> _What you should do_: Answer with one number only: the number of lines that include the word "психологической".

╭──

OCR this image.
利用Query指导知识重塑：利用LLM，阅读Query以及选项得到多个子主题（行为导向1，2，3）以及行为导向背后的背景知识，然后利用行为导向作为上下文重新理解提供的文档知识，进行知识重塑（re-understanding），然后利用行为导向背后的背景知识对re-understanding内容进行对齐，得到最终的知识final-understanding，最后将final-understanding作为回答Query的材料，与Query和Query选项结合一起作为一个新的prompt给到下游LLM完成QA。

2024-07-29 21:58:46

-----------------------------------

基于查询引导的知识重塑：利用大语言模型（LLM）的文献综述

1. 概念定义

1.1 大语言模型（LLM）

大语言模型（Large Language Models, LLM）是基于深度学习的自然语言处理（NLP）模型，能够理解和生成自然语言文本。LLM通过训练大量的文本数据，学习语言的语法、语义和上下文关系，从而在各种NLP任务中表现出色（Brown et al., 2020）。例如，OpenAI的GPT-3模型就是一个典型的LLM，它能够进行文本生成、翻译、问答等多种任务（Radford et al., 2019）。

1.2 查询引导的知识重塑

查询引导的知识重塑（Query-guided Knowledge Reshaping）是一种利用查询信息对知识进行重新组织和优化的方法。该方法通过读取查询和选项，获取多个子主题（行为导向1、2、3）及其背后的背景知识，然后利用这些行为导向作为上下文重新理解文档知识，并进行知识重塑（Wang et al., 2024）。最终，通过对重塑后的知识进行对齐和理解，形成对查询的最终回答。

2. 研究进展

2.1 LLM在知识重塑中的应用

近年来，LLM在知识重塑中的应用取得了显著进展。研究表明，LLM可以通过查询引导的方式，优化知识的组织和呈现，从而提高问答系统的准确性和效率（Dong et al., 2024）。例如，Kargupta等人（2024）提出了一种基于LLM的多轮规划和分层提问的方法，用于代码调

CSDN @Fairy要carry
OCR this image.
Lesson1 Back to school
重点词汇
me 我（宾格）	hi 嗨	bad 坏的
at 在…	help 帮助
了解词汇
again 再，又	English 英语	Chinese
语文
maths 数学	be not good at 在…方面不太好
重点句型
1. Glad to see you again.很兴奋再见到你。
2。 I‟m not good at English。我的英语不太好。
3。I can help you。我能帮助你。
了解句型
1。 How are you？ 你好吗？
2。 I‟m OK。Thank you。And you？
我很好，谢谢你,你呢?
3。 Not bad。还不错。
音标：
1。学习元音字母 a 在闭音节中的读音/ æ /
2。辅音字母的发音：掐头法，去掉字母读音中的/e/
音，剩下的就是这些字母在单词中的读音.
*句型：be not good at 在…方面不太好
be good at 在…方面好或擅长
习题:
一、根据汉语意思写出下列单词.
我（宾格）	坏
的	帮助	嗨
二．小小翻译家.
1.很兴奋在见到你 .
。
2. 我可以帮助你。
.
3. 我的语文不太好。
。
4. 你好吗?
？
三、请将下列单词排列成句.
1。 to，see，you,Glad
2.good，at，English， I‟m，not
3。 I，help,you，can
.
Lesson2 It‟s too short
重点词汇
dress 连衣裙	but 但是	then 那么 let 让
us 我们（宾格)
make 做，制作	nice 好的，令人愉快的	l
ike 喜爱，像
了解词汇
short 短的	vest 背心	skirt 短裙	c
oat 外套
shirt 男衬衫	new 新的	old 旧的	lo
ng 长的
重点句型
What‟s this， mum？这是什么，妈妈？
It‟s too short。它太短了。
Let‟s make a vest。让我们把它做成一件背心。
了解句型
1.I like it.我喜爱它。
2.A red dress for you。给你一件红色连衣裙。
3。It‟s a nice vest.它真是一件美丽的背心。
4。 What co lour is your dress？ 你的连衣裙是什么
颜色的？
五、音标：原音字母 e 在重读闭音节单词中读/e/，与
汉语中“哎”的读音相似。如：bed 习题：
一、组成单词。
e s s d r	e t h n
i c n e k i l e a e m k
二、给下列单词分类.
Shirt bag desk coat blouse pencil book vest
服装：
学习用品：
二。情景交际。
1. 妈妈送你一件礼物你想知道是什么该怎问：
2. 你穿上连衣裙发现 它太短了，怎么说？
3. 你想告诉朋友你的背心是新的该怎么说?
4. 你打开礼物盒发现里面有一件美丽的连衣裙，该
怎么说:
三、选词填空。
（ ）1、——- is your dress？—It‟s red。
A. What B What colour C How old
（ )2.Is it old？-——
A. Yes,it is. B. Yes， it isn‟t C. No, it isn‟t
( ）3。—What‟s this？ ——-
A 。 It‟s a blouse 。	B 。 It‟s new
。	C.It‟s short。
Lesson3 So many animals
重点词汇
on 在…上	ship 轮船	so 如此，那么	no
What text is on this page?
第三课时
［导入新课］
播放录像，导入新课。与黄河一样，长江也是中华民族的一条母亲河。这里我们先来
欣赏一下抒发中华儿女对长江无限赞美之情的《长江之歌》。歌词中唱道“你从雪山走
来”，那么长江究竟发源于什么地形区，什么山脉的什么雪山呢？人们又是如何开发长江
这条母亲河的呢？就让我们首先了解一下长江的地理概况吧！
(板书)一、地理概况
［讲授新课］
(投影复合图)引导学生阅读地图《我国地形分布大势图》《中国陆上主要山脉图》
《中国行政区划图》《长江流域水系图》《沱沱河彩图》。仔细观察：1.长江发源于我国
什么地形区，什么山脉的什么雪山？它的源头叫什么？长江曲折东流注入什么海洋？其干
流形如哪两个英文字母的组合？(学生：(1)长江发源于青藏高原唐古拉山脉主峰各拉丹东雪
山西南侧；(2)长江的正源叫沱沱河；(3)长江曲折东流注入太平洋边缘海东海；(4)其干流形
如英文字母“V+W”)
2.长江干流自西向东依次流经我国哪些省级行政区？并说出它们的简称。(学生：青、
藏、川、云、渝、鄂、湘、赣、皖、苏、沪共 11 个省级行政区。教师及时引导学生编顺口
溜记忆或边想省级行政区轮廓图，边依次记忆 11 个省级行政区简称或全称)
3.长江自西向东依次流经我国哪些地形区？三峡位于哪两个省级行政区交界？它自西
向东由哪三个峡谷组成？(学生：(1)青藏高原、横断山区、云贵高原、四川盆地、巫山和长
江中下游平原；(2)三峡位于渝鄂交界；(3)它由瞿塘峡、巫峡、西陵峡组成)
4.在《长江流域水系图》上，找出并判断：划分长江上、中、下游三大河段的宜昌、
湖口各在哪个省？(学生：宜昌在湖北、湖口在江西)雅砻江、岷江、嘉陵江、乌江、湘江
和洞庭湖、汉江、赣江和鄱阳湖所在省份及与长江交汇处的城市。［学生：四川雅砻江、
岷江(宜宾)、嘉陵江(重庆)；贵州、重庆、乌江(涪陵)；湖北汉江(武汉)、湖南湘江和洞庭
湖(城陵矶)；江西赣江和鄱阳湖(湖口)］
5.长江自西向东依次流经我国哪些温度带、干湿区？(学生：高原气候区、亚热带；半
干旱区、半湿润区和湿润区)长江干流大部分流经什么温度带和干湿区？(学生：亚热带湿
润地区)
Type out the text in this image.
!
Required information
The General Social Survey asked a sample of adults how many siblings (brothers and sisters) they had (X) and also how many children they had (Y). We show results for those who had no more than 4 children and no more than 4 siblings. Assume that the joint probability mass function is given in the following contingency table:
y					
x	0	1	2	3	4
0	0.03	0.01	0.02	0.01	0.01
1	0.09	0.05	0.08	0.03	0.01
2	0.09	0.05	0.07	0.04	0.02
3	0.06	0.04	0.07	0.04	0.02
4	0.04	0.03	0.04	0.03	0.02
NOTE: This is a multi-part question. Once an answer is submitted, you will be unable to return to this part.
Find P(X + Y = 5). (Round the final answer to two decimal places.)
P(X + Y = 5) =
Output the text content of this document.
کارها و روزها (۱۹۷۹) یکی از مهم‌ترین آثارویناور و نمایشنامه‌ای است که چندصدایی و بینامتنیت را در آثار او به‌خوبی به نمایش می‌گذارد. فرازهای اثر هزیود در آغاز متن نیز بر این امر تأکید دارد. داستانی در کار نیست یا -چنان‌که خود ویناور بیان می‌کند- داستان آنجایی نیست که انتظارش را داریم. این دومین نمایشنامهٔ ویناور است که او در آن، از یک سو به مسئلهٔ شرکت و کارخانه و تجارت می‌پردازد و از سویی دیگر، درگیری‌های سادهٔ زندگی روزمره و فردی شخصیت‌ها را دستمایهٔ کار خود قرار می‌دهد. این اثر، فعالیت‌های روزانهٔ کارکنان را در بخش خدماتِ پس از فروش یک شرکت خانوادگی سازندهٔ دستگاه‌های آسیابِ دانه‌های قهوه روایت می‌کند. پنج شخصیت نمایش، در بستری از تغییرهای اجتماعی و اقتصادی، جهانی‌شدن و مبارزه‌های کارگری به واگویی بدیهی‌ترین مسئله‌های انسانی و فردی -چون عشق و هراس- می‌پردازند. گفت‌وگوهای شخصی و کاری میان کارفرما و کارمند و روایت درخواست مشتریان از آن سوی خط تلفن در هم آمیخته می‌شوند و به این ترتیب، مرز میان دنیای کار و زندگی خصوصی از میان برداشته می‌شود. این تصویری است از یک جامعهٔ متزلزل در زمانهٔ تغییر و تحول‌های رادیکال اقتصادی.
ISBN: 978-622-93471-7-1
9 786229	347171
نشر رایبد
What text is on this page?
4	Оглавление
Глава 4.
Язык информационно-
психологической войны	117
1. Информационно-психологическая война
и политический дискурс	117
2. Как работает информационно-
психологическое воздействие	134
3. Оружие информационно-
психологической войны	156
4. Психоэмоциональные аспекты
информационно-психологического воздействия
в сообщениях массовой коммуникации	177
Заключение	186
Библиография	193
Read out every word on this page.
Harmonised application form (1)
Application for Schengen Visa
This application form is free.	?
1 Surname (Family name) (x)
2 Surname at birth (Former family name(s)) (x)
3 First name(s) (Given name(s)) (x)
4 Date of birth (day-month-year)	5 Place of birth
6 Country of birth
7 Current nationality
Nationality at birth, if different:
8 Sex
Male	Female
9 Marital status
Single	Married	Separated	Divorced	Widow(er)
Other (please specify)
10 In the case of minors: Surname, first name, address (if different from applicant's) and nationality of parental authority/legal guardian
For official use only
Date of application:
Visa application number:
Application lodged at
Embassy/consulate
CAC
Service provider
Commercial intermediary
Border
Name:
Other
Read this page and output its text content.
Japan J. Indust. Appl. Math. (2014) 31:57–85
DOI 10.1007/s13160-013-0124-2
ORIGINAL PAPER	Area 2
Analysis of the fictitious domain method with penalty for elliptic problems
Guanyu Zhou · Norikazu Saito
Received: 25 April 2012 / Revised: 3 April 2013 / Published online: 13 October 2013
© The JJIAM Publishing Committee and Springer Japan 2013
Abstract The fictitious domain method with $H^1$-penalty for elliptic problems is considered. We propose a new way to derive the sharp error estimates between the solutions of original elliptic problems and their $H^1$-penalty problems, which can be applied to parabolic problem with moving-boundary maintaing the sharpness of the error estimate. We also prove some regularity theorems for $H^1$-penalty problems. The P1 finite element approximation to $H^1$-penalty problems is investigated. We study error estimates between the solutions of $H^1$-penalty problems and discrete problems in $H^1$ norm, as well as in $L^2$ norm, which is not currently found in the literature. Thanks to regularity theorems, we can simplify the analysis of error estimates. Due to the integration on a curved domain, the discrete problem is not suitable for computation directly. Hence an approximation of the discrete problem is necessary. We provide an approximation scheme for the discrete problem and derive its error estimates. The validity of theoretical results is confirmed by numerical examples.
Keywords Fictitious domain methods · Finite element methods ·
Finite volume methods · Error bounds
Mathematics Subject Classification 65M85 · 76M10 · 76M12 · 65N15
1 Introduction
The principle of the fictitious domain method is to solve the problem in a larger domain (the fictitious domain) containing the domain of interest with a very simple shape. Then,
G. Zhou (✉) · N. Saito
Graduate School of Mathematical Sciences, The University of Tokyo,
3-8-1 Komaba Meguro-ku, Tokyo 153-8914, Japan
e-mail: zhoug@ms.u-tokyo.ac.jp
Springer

╰──

> _Result of the exercise_: 2